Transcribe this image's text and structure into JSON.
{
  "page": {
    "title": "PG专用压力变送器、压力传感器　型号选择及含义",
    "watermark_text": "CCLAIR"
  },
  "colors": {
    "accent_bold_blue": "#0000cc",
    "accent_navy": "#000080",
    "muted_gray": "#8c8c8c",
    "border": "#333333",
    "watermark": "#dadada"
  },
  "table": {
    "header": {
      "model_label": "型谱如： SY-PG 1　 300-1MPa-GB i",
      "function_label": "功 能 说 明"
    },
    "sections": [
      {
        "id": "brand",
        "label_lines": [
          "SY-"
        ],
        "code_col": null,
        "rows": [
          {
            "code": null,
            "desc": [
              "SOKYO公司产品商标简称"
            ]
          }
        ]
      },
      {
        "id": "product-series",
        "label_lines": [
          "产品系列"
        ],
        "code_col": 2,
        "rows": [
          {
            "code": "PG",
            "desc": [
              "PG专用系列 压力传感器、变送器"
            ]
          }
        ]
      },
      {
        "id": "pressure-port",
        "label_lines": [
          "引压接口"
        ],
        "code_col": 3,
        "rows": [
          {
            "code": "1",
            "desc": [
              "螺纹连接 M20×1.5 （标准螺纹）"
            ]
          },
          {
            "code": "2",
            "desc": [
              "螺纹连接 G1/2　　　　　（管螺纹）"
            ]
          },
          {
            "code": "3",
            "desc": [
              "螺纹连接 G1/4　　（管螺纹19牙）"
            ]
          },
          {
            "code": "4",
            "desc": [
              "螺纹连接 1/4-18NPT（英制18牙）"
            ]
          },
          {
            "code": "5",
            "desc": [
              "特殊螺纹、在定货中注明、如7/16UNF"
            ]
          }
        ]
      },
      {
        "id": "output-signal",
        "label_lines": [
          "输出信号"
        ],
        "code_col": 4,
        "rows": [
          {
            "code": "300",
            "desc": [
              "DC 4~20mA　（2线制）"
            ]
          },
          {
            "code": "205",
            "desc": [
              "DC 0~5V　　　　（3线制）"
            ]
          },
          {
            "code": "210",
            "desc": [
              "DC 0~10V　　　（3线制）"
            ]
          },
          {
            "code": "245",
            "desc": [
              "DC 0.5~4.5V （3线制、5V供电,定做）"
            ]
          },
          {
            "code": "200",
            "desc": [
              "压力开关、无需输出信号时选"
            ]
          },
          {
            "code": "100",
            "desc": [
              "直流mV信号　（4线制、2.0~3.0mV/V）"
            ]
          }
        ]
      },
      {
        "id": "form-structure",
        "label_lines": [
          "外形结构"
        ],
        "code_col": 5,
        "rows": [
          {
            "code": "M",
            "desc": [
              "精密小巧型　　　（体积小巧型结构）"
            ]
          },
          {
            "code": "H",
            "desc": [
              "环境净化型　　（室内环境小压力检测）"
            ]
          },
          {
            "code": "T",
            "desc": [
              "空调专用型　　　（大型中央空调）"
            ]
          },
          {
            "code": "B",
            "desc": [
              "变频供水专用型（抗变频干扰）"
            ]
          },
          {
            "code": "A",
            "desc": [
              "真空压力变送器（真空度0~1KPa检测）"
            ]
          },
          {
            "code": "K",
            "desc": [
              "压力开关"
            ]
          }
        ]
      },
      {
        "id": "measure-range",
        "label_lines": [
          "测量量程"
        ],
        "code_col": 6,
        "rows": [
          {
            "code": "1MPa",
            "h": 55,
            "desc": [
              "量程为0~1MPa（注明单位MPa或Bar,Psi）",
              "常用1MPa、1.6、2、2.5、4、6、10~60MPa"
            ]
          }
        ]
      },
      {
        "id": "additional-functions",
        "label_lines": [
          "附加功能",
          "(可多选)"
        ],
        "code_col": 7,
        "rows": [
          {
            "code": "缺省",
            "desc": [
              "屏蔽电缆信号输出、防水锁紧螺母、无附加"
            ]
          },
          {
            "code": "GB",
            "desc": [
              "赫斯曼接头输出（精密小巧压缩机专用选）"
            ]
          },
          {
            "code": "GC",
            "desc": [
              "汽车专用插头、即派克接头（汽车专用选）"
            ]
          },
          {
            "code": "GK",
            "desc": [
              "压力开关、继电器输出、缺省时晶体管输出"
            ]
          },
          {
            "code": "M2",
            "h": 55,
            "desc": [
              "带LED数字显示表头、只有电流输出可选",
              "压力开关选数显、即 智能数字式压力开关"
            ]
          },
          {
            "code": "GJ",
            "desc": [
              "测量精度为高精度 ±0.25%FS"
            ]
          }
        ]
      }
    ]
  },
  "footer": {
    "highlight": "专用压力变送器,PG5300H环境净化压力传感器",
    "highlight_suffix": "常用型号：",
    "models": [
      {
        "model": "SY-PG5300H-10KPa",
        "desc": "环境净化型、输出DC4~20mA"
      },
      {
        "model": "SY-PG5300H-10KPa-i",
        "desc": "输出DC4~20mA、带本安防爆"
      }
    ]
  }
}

> **TASK DIRECTIONS**: Write out the entries in full, exactly as given.

> **THE ANSWER**:
Transcribe this image's text and structure into JSON.
{
  "page": {
    "title": "PG专用压力变送器、压力传感器　型号选择及含义",
    "watermark_text": "CCLAIR"
  },
  "colors": {
    "accent_bold_blue": "#0000cc",
    "accent_navy": "#000080",
    "muted_gray": "#8c8c8c",
    "border": "#333333",
    "watermark": "#dadada"
  },
  "table": {
    "header": {
      "model_label": "型谱如： SY-PG 1　 300-1MPa-GB i",
      "function_label": "功 能 说 明"
    },
    "sections": [
      {
        "id": "brand",
        "label_lines": [
          "SY-"
        ],
        "code_col": null,
        "rows": [
          {
            "code": null,
            "desc": [
              "SOKYO公司产品商标简称"
            ]
          }
        ]
      },
      {
        "id": "product-series",
        "label_lines": [
          "产品系列"
        ],
        "code_col": 2,
        "rows": [
          {
            "code": "PG",
            "desc": [
              "PG专用系列 压力传感器、变送器"
            ]
          }
        ]
      },
      {
        "id": "pressure-port",
        "label_lines": [
          "引压接口"
        ],
        "code_col": 3,
        "rows": [
          {
            "code": "1",
            "desc": [
              "螺纹连接 M20×1.5 （标准螺纹）"
            ]
          },
          {
            "code": "2",
            "desc": [
              "螺纹连接 G1/2　　　　　（管螺纹）"
            ]
          },
          {
            "code": "3",
            "desc": [
              "螺纹连接 G1/4　　（管螺纹19牙）"
            ]
          },
          {
            "code": "4",
            "desc": [
              "螺纹连接 1/4-18NPT（英制18牙）"
            ]
          },
          {
            "code": "5",
            "desc": [
              "特殊螺纹、在定货中注明、如7/16UNF"
            ]
          }
        ]
      },
      {
        "id": "output-signal",
        "label_lines": [
          "输出信号"
        ],
        "code_col": 4,
        "rows": [
          {
            "code": "300",
            "desc": [
              "DC 4~20mA　（2线制）"
            ]
          },
          {
            "code": "205",
            "desc": [
              "DC 0~5V　　　　（3线制）"
            ]
          },
          {
            "code": "210",
            "desc": [
              "DC 0~10V　　　（3线制）"
            ]
          },
          {
            "code": "245",
            "desc": [
              "DC 0.5~4.5V （3线制、5V供电,定做）"
            ]
          },
          {
            "code": "200",
            "desc": [
              "压力开关、无需输出信号时选"
            ]
          },
          {
            "code": "100",
            "desc": [
              "直流mV信号　（4线制、2.0~3.0mV/V）"
            ]
          }
        ]
      },
      {
        "id": "form-structure",
        "label_lines": [
          "外形结构"
        ],
        "code_col": 5,
        "rows": [
          {
            "code": "M",
            "desc": [
              "精密小巧型　　　（体积小巧型结构）"
            ]
          },
          {
            "code": "H",
            "desc": [
              "环境净化型　　（室内环境小压力检测）"
            ]
          },
          {
            "code": "T",
            "desc": [
              "空调专用型　　　（大型中央空调）"
            ]
          },
          {
            "code": "B",
            "desc": [
              "变频供水专用型（抗变频干扰）"
            ]
          },
          {
            "code": "A",
            "desc": [
              "真空压力变送器（真空度0~1KPa检测）"
            ]
          },
          {
            "code": "K",
            "desc": [
              "压力开关"
            ]
          }
        ]
      },
      {
        "id": "measure-range",
        "label_lines": [
          "测量量程"
        ],
        "code_col": 6,
        "rows": [
          {
            "code": "1MPa",
            "h": 55,
            "desc": [
              "量程为0~1MPa（注明单位MPa或Bar,Psi）",
              "常用1MPa、1.6、2、2.5、4、6、10~60MPa"
            ]
          }
        ]
      },
      {
        "id": "additional-functions",
        "label_lines": [
          "附加功能",
          "(可多选)"
        ],
        "code_col": 7,
        "rows": [
          {
            "code": "缺省",
            "desc": [
              "屏蔽电缆信号输出、防水锁紧螺母、无附加"
            ]
          },
          {
            "code": "GB",
            "desc": [
              "赫斯曼接头输出（精密小巧压缩机专用选）"
            ]
          },
          {
            "code": "GC",
            "desc": [
              "汽车专用插头、即派克接头（汽车专用选）"
            ]
          },
          {
            "code": "GK",
            "desc": [
              "压力开关、继电器输出、缺省时晶体管输出"
            ]
          },
          {
            "code": "M2",
            "h": 55,
            "desc": [
              "带LED数字显示表头、只有电流输出可选",
              "压力开关选数显、即 智能数字式压力开关"
            ]
          },
          {
            "code": "GJ",
            "desc": [
              "测量精度为高精度 ±0.25%FS"
            ]
          }
        ]
      }
    ]
  },
  "footer": {
    "highlight": "专用压力变送器,PG5300H环境净化压力传感器",
    "highlight_suffix": "常用型号：",
    "models": [
      {
        "model": "SY-PG5300H-10KPa",
        "desc": "环境净化型、输出DC4~20mA"
      },
      {
        "model": "SY-PG5300H-10KPa-i",
        "desc": "输出DC4~20mA、带本安防爆"
      }
    ]
  }
}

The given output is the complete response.